[START OF DATA TO PROCESS]

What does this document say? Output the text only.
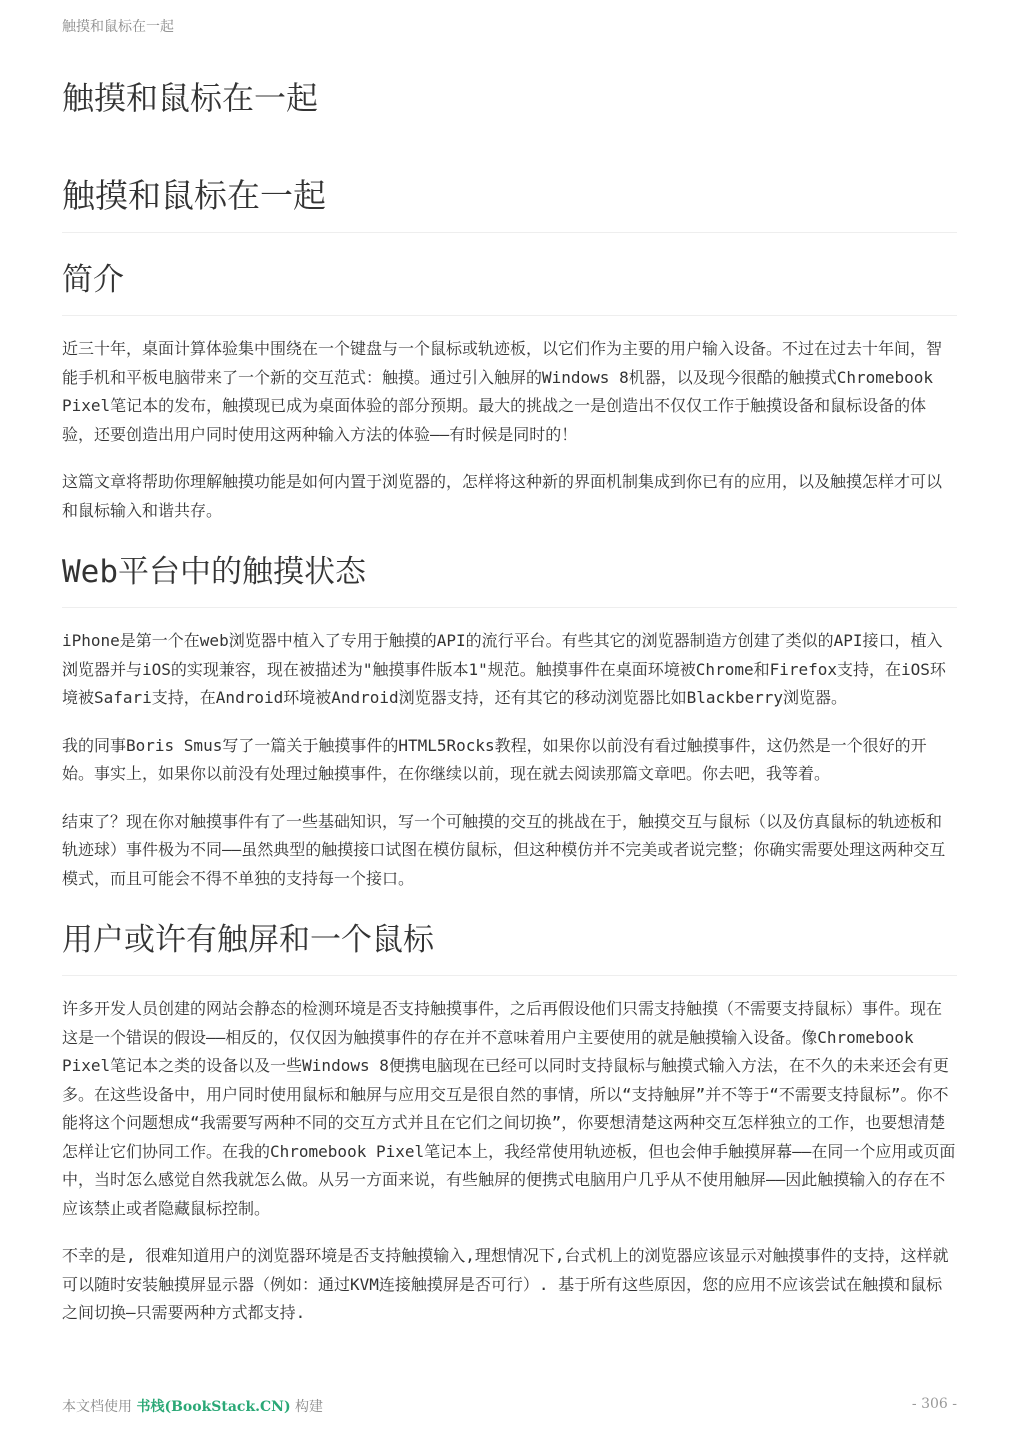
触摸和鼠标在一起
触摸和鼠标在一起
触摸和鼠标在一起
简介

近三十年，桌面计算体验集中围绕在一个键盘与一个鼠标或轨迹板，以它们作为主要的用户输入设备。不过在过去十年间，智能手机和平板电脑带来了一个新的交互范式：触摸。通过引入触屏的Windows 8机器，以及现今很酷的触摸式Chromebook Pixel笔记本的发布，触摸现已成为桌面体验的部分预期。最大的挑战之一是创造出不仅仅工作于触摸设备和鼠标设备的体验，还要创造出用户同时使用这两种输入方法的体验——有时候是同时的！

这篇文章将帮助你理解触摸功能是如何内置于浏览器的，怎样将这种新的界面机制集成到你已有的应用，以及触摸怎样才可以和鼠标输入和谐共存。

Web平台中的触摸状态

iPhone是第一个在web浏览器中植入了专用于触摸的API的流行平台。有些其它的浏览器制造方创建了类似的API接口，植入浏览器并与iOS的实现兼容，现在被描述为"触摸事件版本1"规范。触摸事件在桌面环境被Chrome和Firefox支持，在iOS环境被Safari支持，在Android环境被Android浏览器支持，还有其它的移动浏览器比如Blackberry浏览器。

我的同事Boris Smus写了一篇关于触摸事件的HTML5Rocks教程，如果你以前没有看过触摸事件，这仍然是一个很好的开始。事实上，如果你以前没有处理过触摸事件，在你继续以前，现在就去阅读那篇文章吧。你去吧，我等着。

结束了？现在你对触摸事件有了一些基础知识，写一个可触摸的交互的挑战在于，触摸交互与鼠标（以及仿真鼠标的轨迹板和轨迹球）事件极为不同——虽然典型的触摸接口试图在模仿鼠标，但这种模仿并不完美或者说完整；你确实需要处理这两种交互模式，而且可能会不得不单独的支持每一个接口。

用户或许有触屏和一个鼠标

许多开发人员创建的网站会静态的检测环境是否支持触摸事件，之后再假设他们只需支持触摸（不需要支持鼠标）事件。现在这是一个错误的假设——相反的，仅仅因为触摸事件的存在并不意味着用户主要使用的就是触摸输入设备。像Chromebook Pixel笔记本之类的设备以及一些Windows 8便携电脑现在已经可以同时支持鼠标与触摸式输入方法，在不久的未来还会有更多。在这些设备中，用户同时使用鼠标和触屏与应用交互是很自然的事情，所以“支持触屏”并不等于“不需要支持鼠标”。你不能将这个问题想成“我需要写两种不同的交互方式并且在它们之间切换”，你要想清楚这两种交互怎样独立的工作，也要想清楚怎样让它们协同工作。在我的Chromebook Pixel笔记本上，我经常使用轨迹板，但也会伸手触摸屏幕——在同一个应用或页面中，当时怎么感觉自然我就怎么做。从另一方面来说，有些触屏的便携式电脑用户几乎从不使用触屏——因此触摸输入的存在不应该禁止或者隐藏鼠标控制。

不幸的是, 很难知道用户的浏览器环境是否支持触摸输入,理想情况下,台式机上的浏览器应该显示对触摸事件的支持，这样就可以随时安装触摸屏显示器（例如：通过KVM连接触摸屏是否可行）. 基于所有这些原因，您的应用不应该尝试在触摸和鼠标之间切换—只需要两种方式都支持.

本文档使用 书栈(BookStack.CN) 构建	- 306 -
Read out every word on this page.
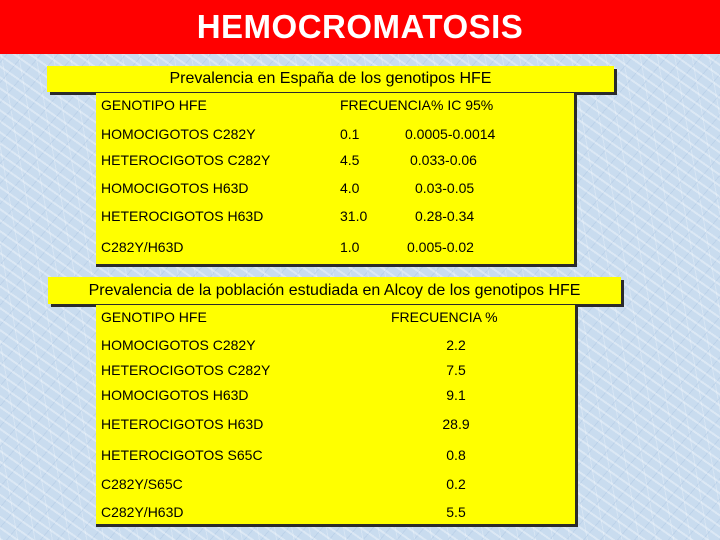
HEMOCROMATOSIS
Prevalencia en España de los genotipos HFE
GENOTIPO HFE	FRECUENCIA% IC 95%
HOMOCIGOTOS C282Y	0.1	0.0005-0.0014
HETEROCIGOTOS C282Y	4.5	0.033-0.06
HOMOCIGOTOS H63D	4.0	0.03-0.05
HETEROCIGOTOS H63D	31.0	0.28-0.34
C282Y/H63D	1.0	0.005-0.02
Prevalencia de la población estudiada en Alcoy de los genotipos HFE
GENOTIPO HFE	FRECUENCIA %
HOMOCIGOTOS C282Y	2.2
HETEROCIGOTOS C282Y	7.5
HOMOCIGOTOS H63D	9.1
HETEROCIGOTOS H63D	28.9
HETEROCIGOTOS S65C	0.8
C282Y/S65C	0.2
C282Y/H63D	5.5
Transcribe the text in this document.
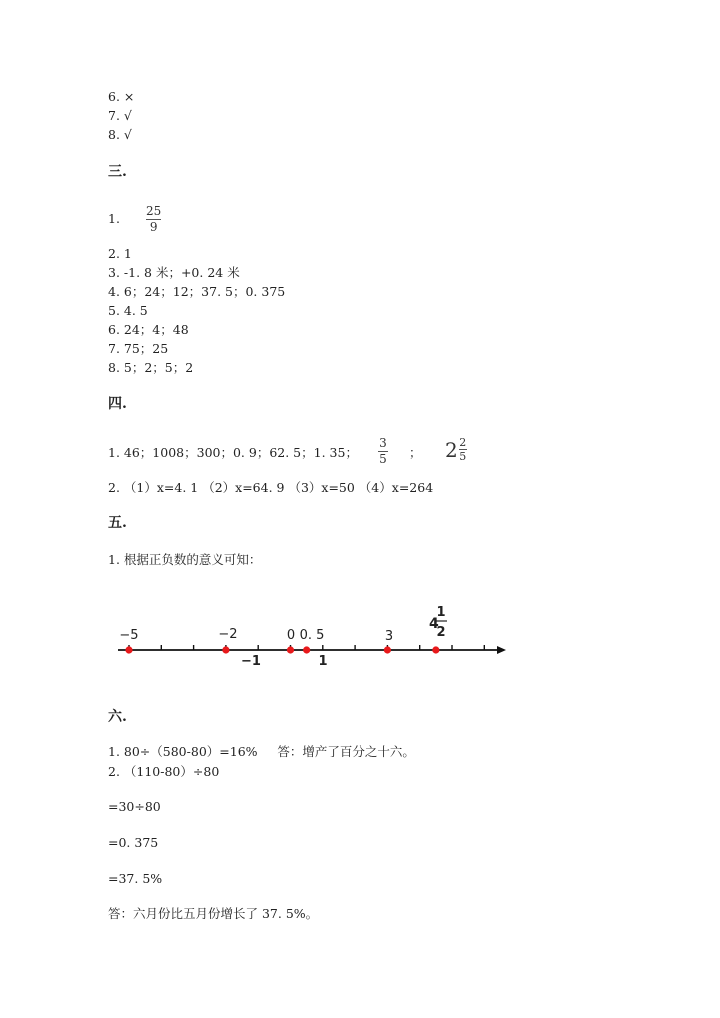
6. ×
7. √
8. √
三.
1. 25
9
2. 1
3. -1. 8 米；+0. 24 米
4. 6；24；12；37. 5；0. 375
5. 4. 5
6. 24；4；48
7. 75；25
8. 5；2；5；2
四.
1. 46；1008；300；0. 9；62. 5；1. 35；
3
5 ； $2 \frac{2}{5}$
2. （1）x=4. 1 （2）x=64. 9 （3）x=50 （4）x=264
五.
1. 根据正负数的意义可知：
−5	−2	0 0. 5	3
−1	1
4
1
2
六.
1. 80÷（580-80）=16%     答：增产了百分之十六。
2. （110-80）÷80
=30÷80
=0. 375
=37. 5%
答：六月份比五月份增长了 37. 5%。
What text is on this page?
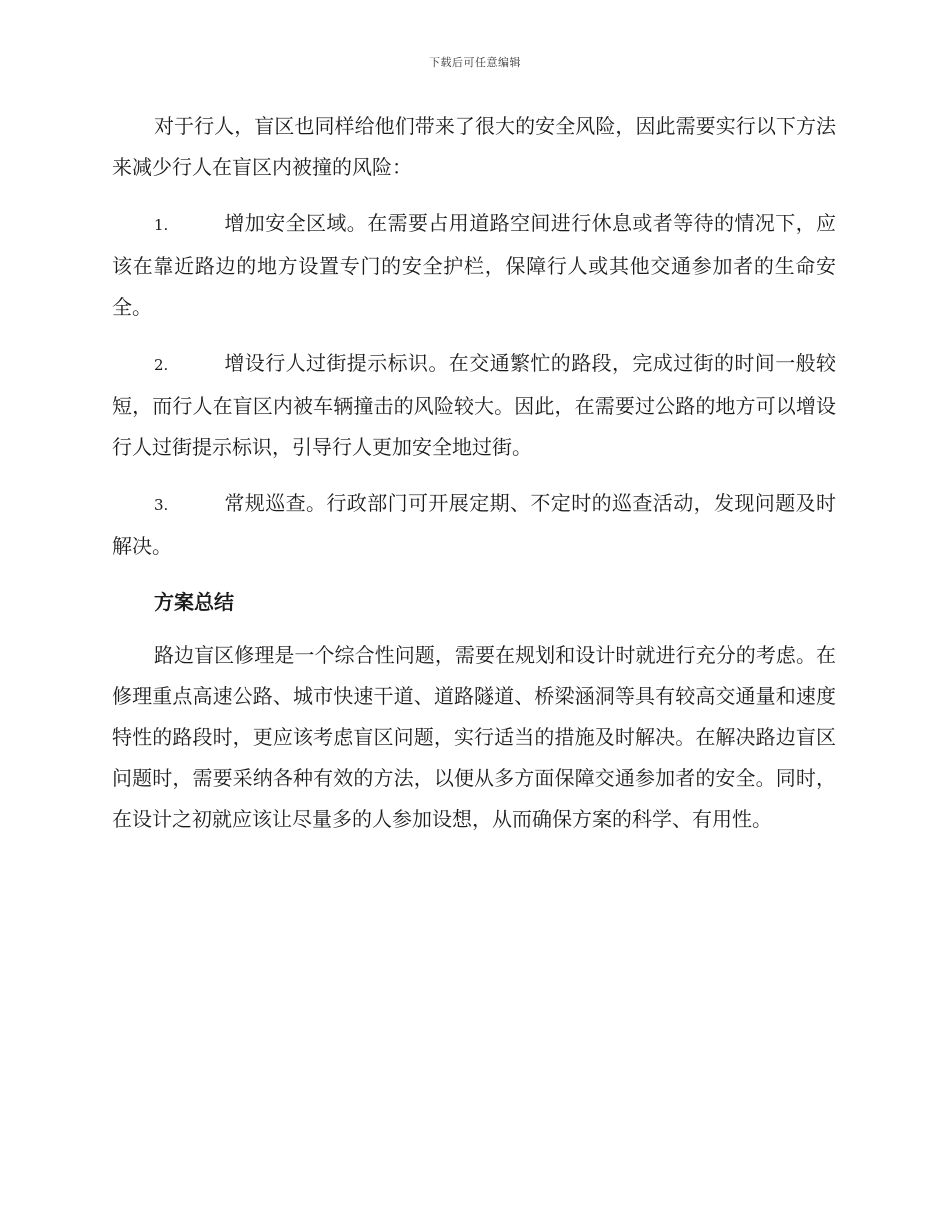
下载后可任意编辑

对于行人，盲区也同样给他们带来了很大的安全风险，因此需要实行以下方法来减少行人在盲区内被撞的风险：

1.	增加安全区域。在需要占用道路空间进行休息或者等待的情况下，应该在靠近路边的地方设置专门的安全护栏，保障行人或其他交通参加者的生命安全。

2.	增设行人过街提示标识。在交通繁忙的路段，完成过街的时间一般较短，而行人在盲区内被车辆撞击的风险较大。因此，在需要过公路的地方可以增设行人过街提示标识，引导行人更加安全地过街。

3.	常规巡查。行政部门可开展定期、不定时的巡查活动，发现问题及时解决。

方案总结

路边盲区修理是一个综合性问题，需要在规划和设计时就进行充分的考虑。在修理重点高速公路、城市快速干道、道路隧道、桥梁涵洞等具有较高交通量和速度特性的路段时，更应该考虑盲区问题，实行适当的措施及时解决。在解决路边盲区问题时，需要采纳各种有效的方法，以便从多方面保障交通参加者的安全。同时，在设计之初就应该让尽量多的人参加设想，从而确保方案的科学、有用性。
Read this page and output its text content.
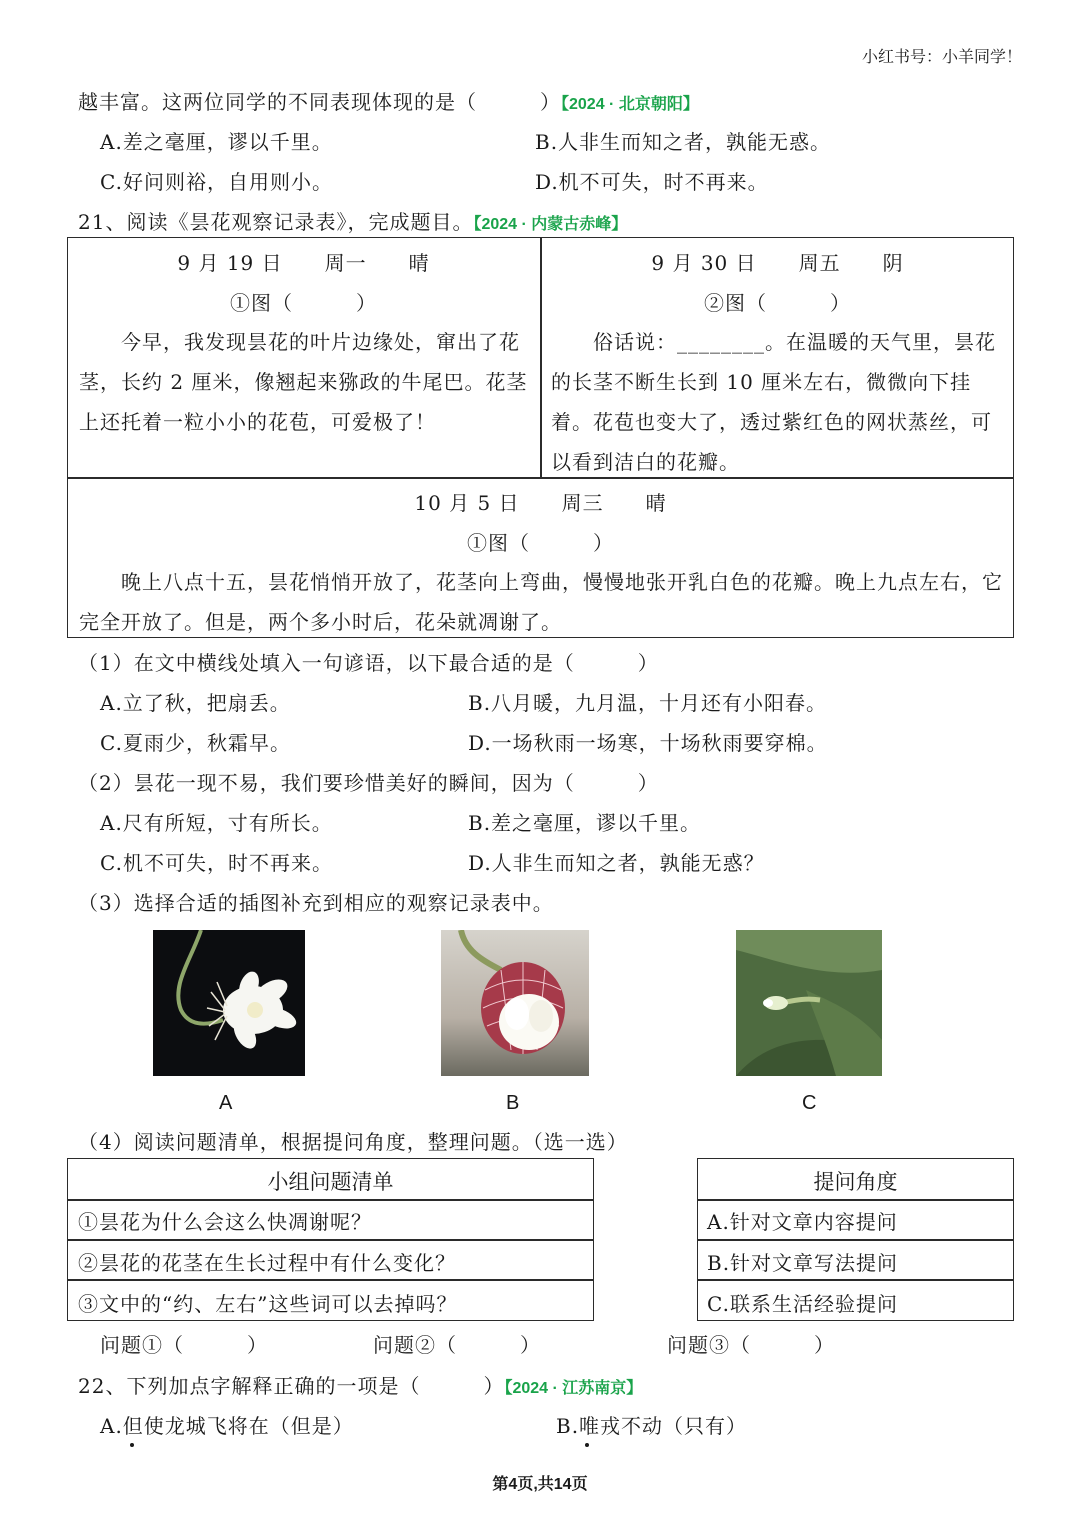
小红书号：小羊同学！
越丰富。这两位同学的不同表现体现的是（　　　）【2024 · 北京朝阳】
A.差之毫厘，谬以千里。	B.人非生而知之者，孰能无惑。
C.好问则裕，自用则小。	D.机不可失，时不再来。
21、阅读《昙花观察记录表》，完成题目。【2024 · 内蒙古赤峰】
9 月 19 日　　周一　　晴
①图（　　　）
今早，我发现昙花的叶片边缘处，窜出了花茎，长约 2 厘米，像翘起来猕政的牛尾巴。花茎上还托着一粒小小的花苞，可爱极了！
9 月 30 日　　周五　　阴
②图（　　　）
俗话说：________。在温暖的天气里，昙花的长茎不断生长到 10 厘米左右，微微向下挂着。花苞也变大了，透过紫红色的网状蒸丝，可以看到洁白的花瓣。
10 月 5 日　　周三　　晴
①图（　　　）
晚上八点十五，昙花悄悄开放了，花茎向上弯曲，慢慢地张开乳白色的花瓣。晚上九点左右，它完全开放了。但是，两个多小时后，花朵就凋谢了。
（1）在文中横线处填入一句谚语，以下最合适的是（　　　）
A.立了秋，把扇丢。	B.八月暖，九月温，十月还有小阳春。
C.夏雨少，秋霜早。	D.一场秋雨一场寒，十场秋雨要穿棉。
（2）昙花一现不易，我们要珍惜美好的瞬间，因为（　　　）
A.尺有所短，寸有所长。	B.差之毫厘，谬以千里。
C.机不可失，时不再来。	D.人非生而知之者，孰能无惑？
（3）选择合适的插图补充到相应的观察记录表中。
A	B	C
（4）阅读问题清单，根据提问角度，整理问题。（选一选）
小组问题清单
①昙花为什么会这么快凋谢呢？
②昙花的花茎在生长过程中有什么变化？
③文中的“约、左右”这些词可以去掉吗？
提问角度
A.针对文章内容提问
B.针对文章写法提问
C.联系生活经验提问
问题①（　　　）	问题②（　　　）	问题③（　　　）
22、下列加点字解释正确的一项是（　　　）【2024 · 江苏南京】
A.但使龙城飞将在（但是）	B.唯戎不动（只有）
第4页,共14页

[END OF DATA TO PROCESS]

■ GIVEN EXERCISE
Search the data for "What". Copy every line that has it.

■ RESPONSE
What does this document say? Output the text only.
What text is on this page?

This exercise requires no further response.